[Start of ENTRIES PROVIDED]
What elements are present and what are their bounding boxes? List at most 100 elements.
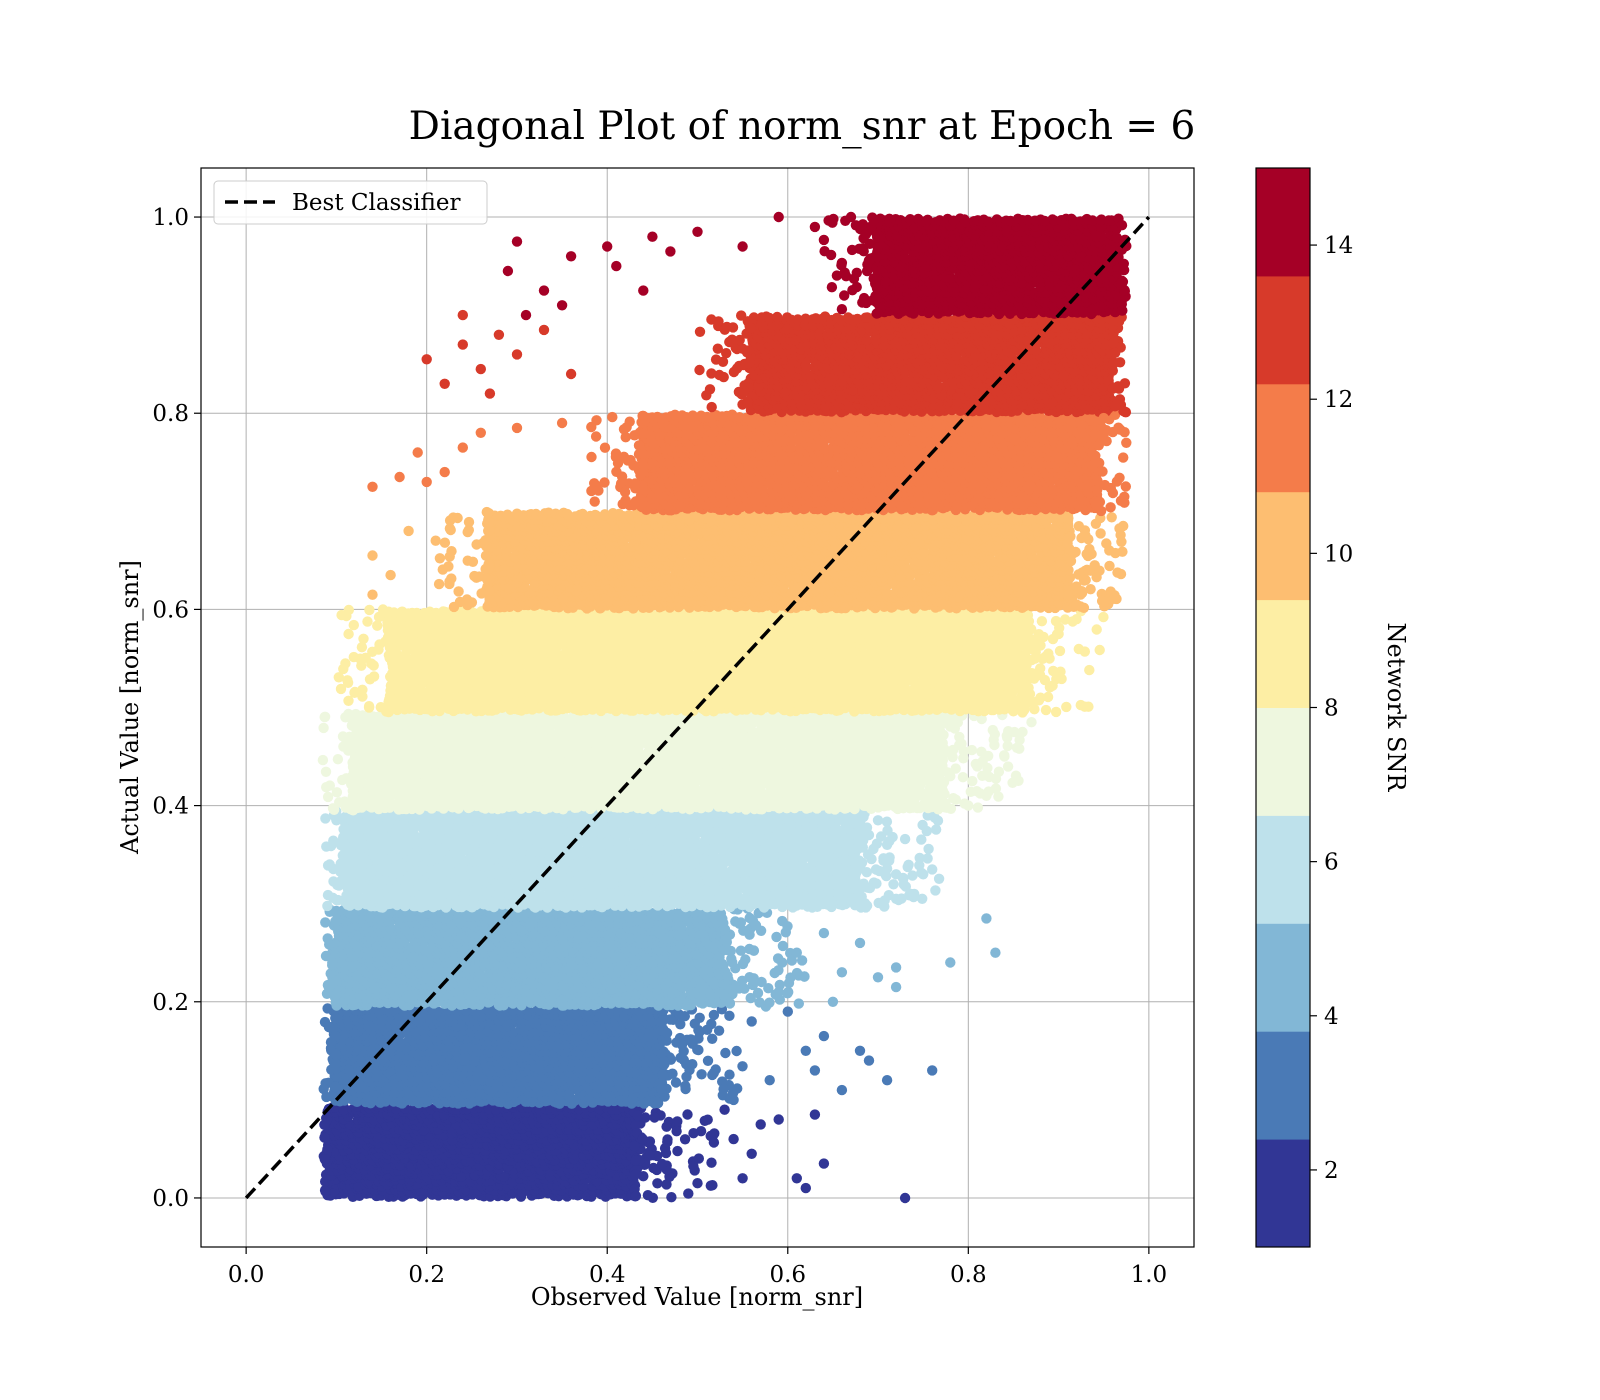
point-band-snr-bin-1 [318, 1101, 720, 1204]
data-point [707, 1033, 718, 1045]
data-point [661, 1121, 672, 1132]
data-point [722, 970, 733, 982]
data-point [323, 981, 334, 993]
data-point [771, 931, 782, 943]
data-point [321, 1091, 332, 1103]
data-point [630, 1190, 642, 1202]
data-point [661, 1027, 673, 1039]
data-point [732, 1083, 743, 1094]
data-point [731, 1045, 742, 1057]
data-point [330, 1031, 341, 1042]
data-point [647, 1192, 658, 1204]
data-point [687, 1059, 698, 1070]
data-point [630, 1169, 641, 1181]
data-point [696, 1069, 707, 1080]
data-point [683, 1188, 694, 1199]
data-point [705, 1180, 716, 1191]
data-point [456, 1171, 467, 1182]
data-point [319, 1154, 330, 1165]
data-point [656, 1083, 667, 1095]
data-point [323, 1021, 335, 1033]
data-point [320, 917, 331, 928]
data-point [498, 1171, 509, 1182]
data-point [667, 1068, 678, 1079]
data-point [322, 1144, 333, 1155]
data-point [632, 1110, 643, 1121]
data-point [676, 1039, 688, 1051]
data-point [692, 1044, 703, 1055]
data-point [672, 1116, 683, 1127]
data-point [331, 989, 342, 1000]
scatter-points [317, 211, 1132, 1204]
data-point [756, 976, 767, 988]
data-point [630, 1155, 641, 1166]
data-point [689, 1018, 700, 1029]
data-point [338, 1104, 349, 1116]
data-point [793, 998, 804, 1009]
data-point [321, 1114, 333, 1126]
data-point [681, 1071, 692, 1083]
data-point [780, 927, 791, 938]
data-point [649, 1112, 660, 1123]
data-point [799, 971, 810, 982]
data-point [675, 1019, 686, 1030]
data-point [656, 1158, 668, 1170]
data-point [720, 1047, 731, 1059]
data-point [672, 1145, 683, 1157]
data-point [629, 1140, 640, 1152]
data-point [320, 1186, 331, 1197]
data-point [713, 1025, 725, 1036]
data-point [754, 997, 765, 1008]
data-point [652, 1178, 663, 1189]
data-point [688, 1128, 699, 1139]
data-point [764, 997, 775, 1008]
data-point [737, 958, 749, 970]
data-point [730, 916, 741, 927]
data-point [679, 1134, 691, 1145]
data-point [718, 1083, 729, 1095]
data-point [721, 936, 732, 948]
data-point [769, 967, 780, 979]
data-point [330, 1081, 341, 1093]
point-band-snr-bin-3 [320, 903, 810, 1012]
data-point [744, 929, 755, 940]
data-point [772, 953, 784, 964]
chart-title: Diagonal Plot of norm_snr at Epoch = 6 [409, 104, 1196, 149]
data-point [747, 915, 759, 926]
data-point [785, 972, 796, 983]
data-point [665, 1014, 676, 1025]
data-point [707, 1069, 718, 1081]
data-point [662, 1136, 673, 1148]
data-point [319, 1132, 330, 1143]
data-point [671, 1126, 682, 1137]
point-band-snr-bin-4 [320, 805, 945, 913]
data-point [706, 1157, 717, 1168]
data-point [735, 945, 747, 956]
data-point [666, 1192, 677, 1203]
data-point [660, 1147, 672, 1159]
data-point [702, 1055, 714, 1067]
data-point [688, 1161, 699, 1172]
data-point [685, 1034, 697, 1045]
data-point [708, 1137, 720, 1148]
data-point [737, 1061, 748, 1072]
data-point [637, 1133, 648, 1145]
data-point [719, 924, 731, 935]
data-point [330, 1013, 341, 1024]
data-point [737, 975, 748, 986]
data-point [657, 1069, 668, 1081]
data-point [330, 1058, 341, 1070]
data-point [752, 987, 764, 999]
data-point [680, 1080, 691, 1092]
data-point [724, 998, 736, 1009]
data-point [327, 957, 338, 968]
data-point [330, 1048, 341, 1059]
data-point [748, 945, 759, 956]
data-point [724, 1069, 735, 1080]
data-point [702, 1114, 713, 1125]
point-band-snr-bin-2 [318, 1002, 748, 1110]
data-point [322, 933, 333, 944]
data-point [682, 1109, 693, 1120]
data-point [659, 1059, 670, 1070]
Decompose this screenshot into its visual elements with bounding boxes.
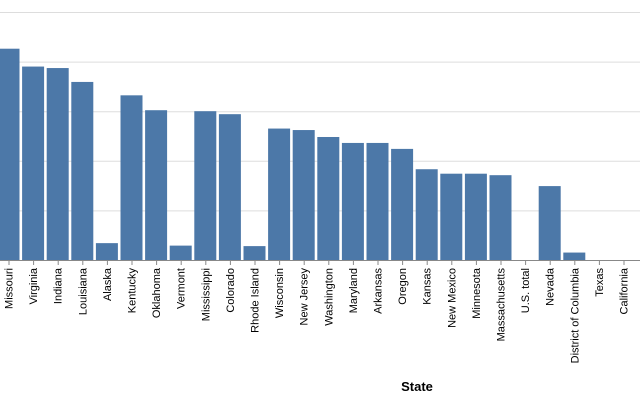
[End of ENTRIES PROVIDED]
**WRITTEN TASK**: Copy every item above word for word, but leave out the pictures.

**TASK OUTPUT**:
What elements are present and what are their bounding boxes? List at most 100 elements.
point-band-snr-bin-1 [318, 1101, 720, 1204]
data-point [707, 1033, 718, 1045]
data-point [661, 1121, 672, 1132]
data-point [722, 970, 733, 982]
data-point [323, 981, 334, 993]
data-point [771, 931, 782, 943]
data-point [321, 1091, 332, 1103]
data-point [630, 1190, 642, 1202]
data-point [661, 1027, 673, 1039]
data-point [732, 1083, 743, 1094]
data-point [731, 1045, 742, 1057]
data-point [330, 1031, 341, 1042]
data-point [647, 1192, 658, 1204]
data-point [687, 1059, 698, 1070]
data-point [630, 1169, 641, 1181]
data-point [696, 1069, 707, 1080]
data-point [683, 1188, 694, 1199]
data-point [705, 1180, 716, 1191]
data-point [456, 1171, 467, 1182]
data-point [319, 1154, 330, 1165]
data-point [656, 1083, 667, 1095]
data-point [323, 1021, 335, 1033]
data-point [320, 917, 331, 928]
data-point [498, 1171, 509, 1182]
data-point [667, 1068, 678, 1079]
data-point [322, 1144, 333, 1155]
data-point [632, 1110, 643, 1121]
data-point [676, 1039, 688, 1051]
data-point [692, 1044, 703, 1055]
data-point [672, 1116, 683, 1127]
data-point [331, 989, 342, 1000]
scatter-points [317, 211, 1132, 1204]
data-point [756, 976, 767, 988]
data-point [630, 1155, 641, 1166]
data-point [689, 1018, 700, 1029]
data-point [338, 1104, 349, 1116]
data-point [793, 998, 804, 1009]
data-point [321, 1114, 333, 1126]
data-point [681, 1071, 692, 1083]
data-point [780, 927, 791, 938]
data-point [649, 1112, 660, 1123]
data-point [799, 971, 810, 982]
data-point [675, 1019, 686, 1030]
data-point [656, 1158, 668, 1170]
data-point [720, 1047, 731, 1059]
data-point [672, 1145, 683, 1157]
data-point [629, 1140, 640, 1152]
data-point [320, 1186, 331, 1197]
data-point [713, 1025, 725, 1036]
data-point [754, 997, 765, 1008]
data-point [652, 1178, 663, 1189]
data-point [688, 1128, 699, 1139]
data-point [764, 997, 775, 1008]
data-point [737, 958, 749, 970]
data-point [730, 916, 741, 927]
data-point [679, 1134, 691, 1145]
data-point [718, 1083, 729, 1095]
data-point [721, 936, 732, 948]
data-point [769, 967, 780, 979]
data-point [330, 1081, 341, 1093]
point-band-snr-bin-3 [320, 903, 810, 1012]
data-point [744, 929, 755, 940]
data-point [772, 953, 784, 964]
chart-title: Diagonal Plot of norm_snr at Epoch = 6 [409, 104, 1196, 149]
data-point [747, 915, 759, 926]
data-point [785, 972, 796, 983]
data-point [665, 1014, 676, 1025]
data-point [707, 1069, 718, 1081]
data-point [662, 1136, 673, 1148]
data-point [319, 1132, 330, 1143]
data-point [671, 1126, 682, 1137]
point-band-snr-bin-4 [320, 805, 945, 913]
data-point [706, 1157, 717, 1168]
data-point [735, 945, 747, 956]
data-point [666, 1192, 677, 1203]
data-point [660, 1147, 672, 1159]
data-point [702, 1055, 714, 1067]
data-point [688, 1161, 699, 1172]
data-point [685, 1034, 697, 1045]
data-point [708, 1137, 720, 1148]
data-point [737, 1061, 748, 1072]
data-point [637, 1133, 648, 1145]
data-point [719, 924, 731, 935]
data-point [330, 1013, 341, 1024]
data-point [737, 975, 748, 986]
data-point [657, 1069, 668, 1081]
data-point [330, 1058, 341, 1070]
data-point [752, 987, 764, 999]
data-point [680, 1080, 691, 1092]
data-point [724, 998, 736, 1009]
data-point [327, 957, 338, 968]
data-point [330, 1048, 341, 1059]
data-point [748, 945, 759, 956]
data-point [724, 1069, 735, 1080]
data-point [702, 1114, 713, 1125]
point-band-snr-bin-2 [318, 1002, 748, 1110]
data-point [322, 933, 333, 944]
data-point [682, 1109, 693, 1120]
data-point [659, 1059, 670, 1070]
Decompose this screenshot into its visual elements with bounding boxes.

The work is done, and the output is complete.